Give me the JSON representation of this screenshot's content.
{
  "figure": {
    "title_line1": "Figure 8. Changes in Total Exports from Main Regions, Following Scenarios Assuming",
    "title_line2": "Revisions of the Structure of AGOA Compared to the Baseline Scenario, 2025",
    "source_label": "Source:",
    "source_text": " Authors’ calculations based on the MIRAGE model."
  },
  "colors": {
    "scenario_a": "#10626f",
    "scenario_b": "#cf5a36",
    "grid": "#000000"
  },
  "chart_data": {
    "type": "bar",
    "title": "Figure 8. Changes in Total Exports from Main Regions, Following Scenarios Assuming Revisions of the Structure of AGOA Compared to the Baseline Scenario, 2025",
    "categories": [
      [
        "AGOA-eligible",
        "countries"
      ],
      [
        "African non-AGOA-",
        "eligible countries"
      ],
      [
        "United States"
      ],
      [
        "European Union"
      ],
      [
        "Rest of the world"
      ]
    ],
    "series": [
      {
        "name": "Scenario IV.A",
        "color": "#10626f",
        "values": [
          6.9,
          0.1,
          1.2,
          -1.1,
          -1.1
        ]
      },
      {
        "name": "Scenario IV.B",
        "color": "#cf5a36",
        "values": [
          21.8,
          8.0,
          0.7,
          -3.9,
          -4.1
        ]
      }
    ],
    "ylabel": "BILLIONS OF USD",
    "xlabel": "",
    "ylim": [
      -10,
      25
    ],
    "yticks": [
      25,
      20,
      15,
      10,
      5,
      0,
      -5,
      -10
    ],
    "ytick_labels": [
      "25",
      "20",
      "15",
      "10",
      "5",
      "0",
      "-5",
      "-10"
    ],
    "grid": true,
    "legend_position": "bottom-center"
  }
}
^^^^
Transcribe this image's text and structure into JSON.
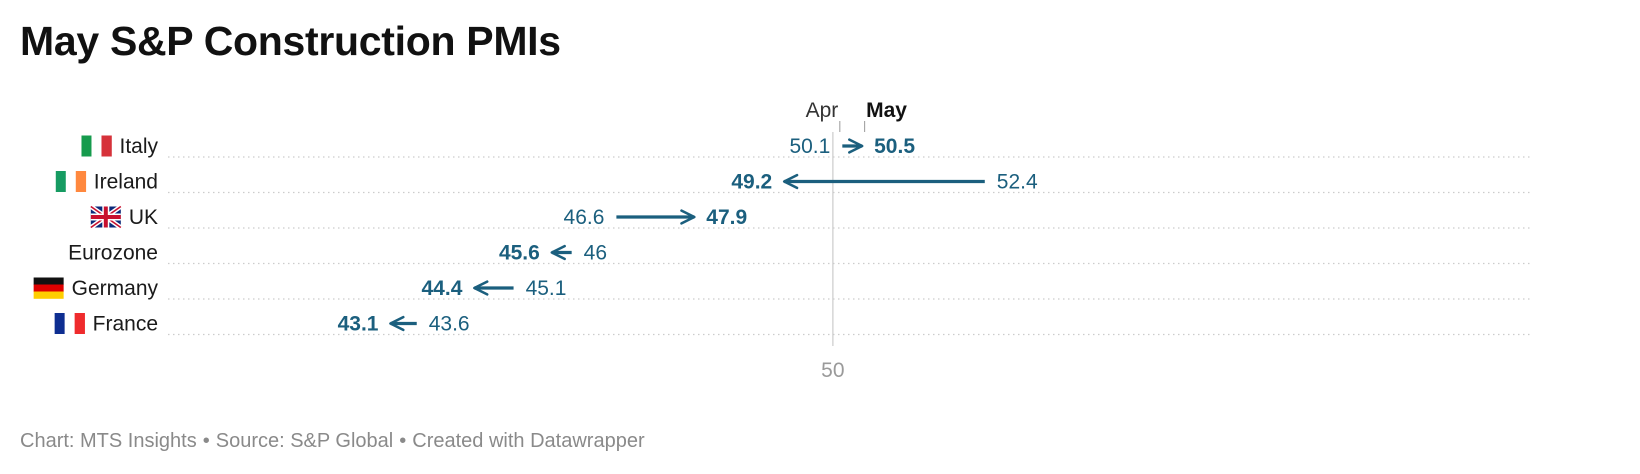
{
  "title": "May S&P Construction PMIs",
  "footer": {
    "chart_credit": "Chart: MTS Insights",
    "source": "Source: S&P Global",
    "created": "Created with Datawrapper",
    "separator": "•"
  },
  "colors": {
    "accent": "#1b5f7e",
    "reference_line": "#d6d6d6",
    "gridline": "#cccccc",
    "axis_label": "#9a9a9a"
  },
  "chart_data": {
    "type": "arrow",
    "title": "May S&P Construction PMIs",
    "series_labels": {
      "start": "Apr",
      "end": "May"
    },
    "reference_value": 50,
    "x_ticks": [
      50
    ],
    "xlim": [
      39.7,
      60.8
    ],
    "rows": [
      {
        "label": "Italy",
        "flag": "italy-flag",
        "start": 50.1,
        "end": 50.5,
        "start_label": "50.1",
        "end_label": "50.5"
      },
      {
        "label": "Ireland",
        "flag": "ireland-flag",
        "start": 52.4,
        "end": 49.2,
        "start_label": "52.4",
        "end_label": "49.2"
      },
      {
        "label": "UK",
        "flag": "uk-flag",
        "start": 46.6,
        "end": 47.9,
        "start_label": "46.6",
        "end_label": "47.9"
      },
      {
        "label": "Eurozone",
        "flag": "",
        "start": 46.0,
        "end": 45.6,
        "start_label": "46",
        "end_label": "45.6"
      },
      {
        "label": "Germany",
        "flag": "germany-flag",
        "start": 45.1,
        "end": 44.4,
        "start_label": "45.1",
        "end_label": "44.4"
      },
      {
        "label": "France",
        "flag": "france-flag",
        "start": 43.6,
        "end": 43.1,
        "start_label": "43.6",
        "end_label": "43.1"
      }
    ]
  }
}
^^^^
*DESCRIPTION OF THE TASK:* Identify and copy lines that hold the string "Revisions".

*REPLY TO THE TASK:*
    "title_line2": "Revisions of the Structure of AGOA Compared to the Baseline Scenario, 2025",
    "title": "Figure 8. Changes in Total Exports from Main Regions, Following Scenarios Assuming Revisions of the Structure of AGOA Compared to the Baseline Scenario, 2025",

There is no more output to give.